§ WHAT YOU ARE ASKED TO DO: Repeat the entries below exactly as they appear, with no pictures.

§ DATA SHOWN:
---------------

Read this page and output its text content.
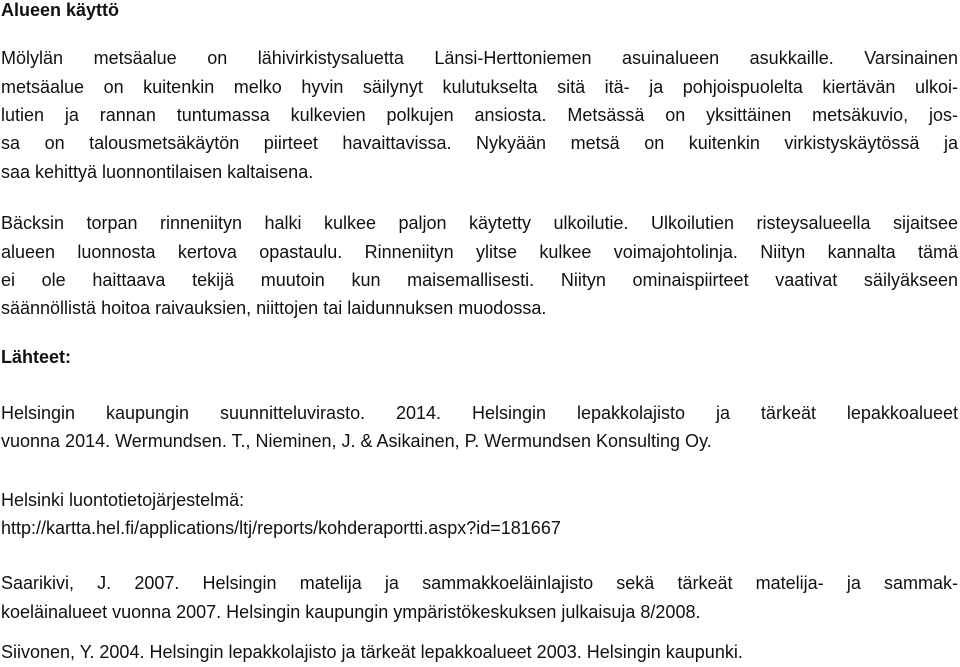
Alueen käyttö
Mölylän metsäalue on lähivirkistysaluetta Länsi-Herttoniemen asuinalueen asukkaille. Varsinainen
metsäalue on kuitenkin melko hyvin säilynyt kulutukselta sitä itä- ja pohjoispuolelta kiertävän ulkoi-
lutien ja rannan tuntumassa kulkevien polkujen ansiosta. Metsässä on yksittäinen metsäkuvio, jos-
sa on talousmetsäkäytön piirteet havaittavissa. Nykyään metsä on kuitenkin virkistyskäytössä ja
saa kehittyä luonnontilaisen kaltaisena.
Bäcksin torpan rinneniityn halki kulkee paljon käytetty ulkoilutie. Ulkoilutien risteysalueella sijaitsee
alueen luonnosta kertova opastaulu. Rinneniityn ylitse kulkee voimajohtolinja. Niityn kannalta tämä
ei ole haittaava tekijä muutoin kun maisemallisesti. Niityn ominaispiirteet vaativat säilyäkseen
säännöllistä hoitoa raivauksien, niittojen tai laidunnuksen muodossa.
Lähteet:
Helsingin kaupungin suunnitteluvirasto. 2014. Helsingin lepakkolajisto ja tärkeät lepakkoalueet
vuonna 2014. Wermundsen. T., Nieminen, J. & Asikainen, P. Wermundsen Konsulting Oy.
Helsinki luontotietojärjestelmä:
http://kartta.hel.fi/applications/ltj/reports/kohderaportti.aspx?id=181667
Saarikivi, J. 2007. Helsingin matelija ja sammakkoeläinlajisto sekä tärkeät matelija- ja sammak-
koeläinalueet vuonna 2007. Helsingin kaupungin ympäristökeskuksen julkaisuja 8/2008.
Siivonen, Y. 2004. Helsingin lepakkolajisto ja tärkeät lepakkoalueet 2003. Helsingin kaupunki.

---------------

§ EXERCISE SOLUTION:
Read this page and output its text content.
Alueen käyttö
Mölylän metsäalue on lähivirkistysaluetta Länsi-Herttoniemen asuinalueen asukkaille. Varsinainen
metsäalue on kuitenkin melko hyvin säilynyt kulutukselta sitä itä- ja pohjoispuolelta kiertävän ulkoi-
lutien ja rannan tuntumassa kulkevien polkujen ansiosta. Metsässä on yksittäinen metsäkuvio, jos-
sa on talousmetsäkäytön piirteet havaittavissa. Nykyään metsä on kuitenkin virkistyskäytössä ja
saa kehittyä luonnontilaisen kaltaisena.
Bäcksin torpan rinneniityn halki kulkee paljon käytetty ulkoilutie. Ulkoilutien risteysalueella sijaitsee
alueen luonnosta kertova opastaulu. Rinneniityn ylitse kulkee voimajohtolinja. Niityn kannalta tämä
ei ole haittaava tekijä muutoin kun maisemallisesti. Niityn ominaispiirteet vaativat säilyäkseen
säännöllistä hoitoa raivauksien, niittojen tai laidunnuksen muodossa.
Lähteet:
Helsingin kaupungin suunnitteluvirasto. 2014. Helsingin lepakkolajisto ja tärkeät lepakkoalueet
vuonna 2014. Wermundsen. T., Nieminen, J. & Asikainen, P. Wermundsen Konsulting Oy.
Helsinki luontotietojärjestelmä:
http://kartta.hel.fi/applications/ltj/reports/kohderaportti.aspx?id=181667
Saarikivi, J. 2007. Helsingin matelija ja sammakkoeläinlajisto sekä tärkeät matelija- ja sammak-
koeläinalueet vuonna 2007. Helsingin kaupungin ympäristökeskuksen julkaisuja 8/2008.
Siivonen, Y. 2004. Helsingin lepakkolajisto ja tärkeät lepakkoalueet 2003. Helsingin kaupunki.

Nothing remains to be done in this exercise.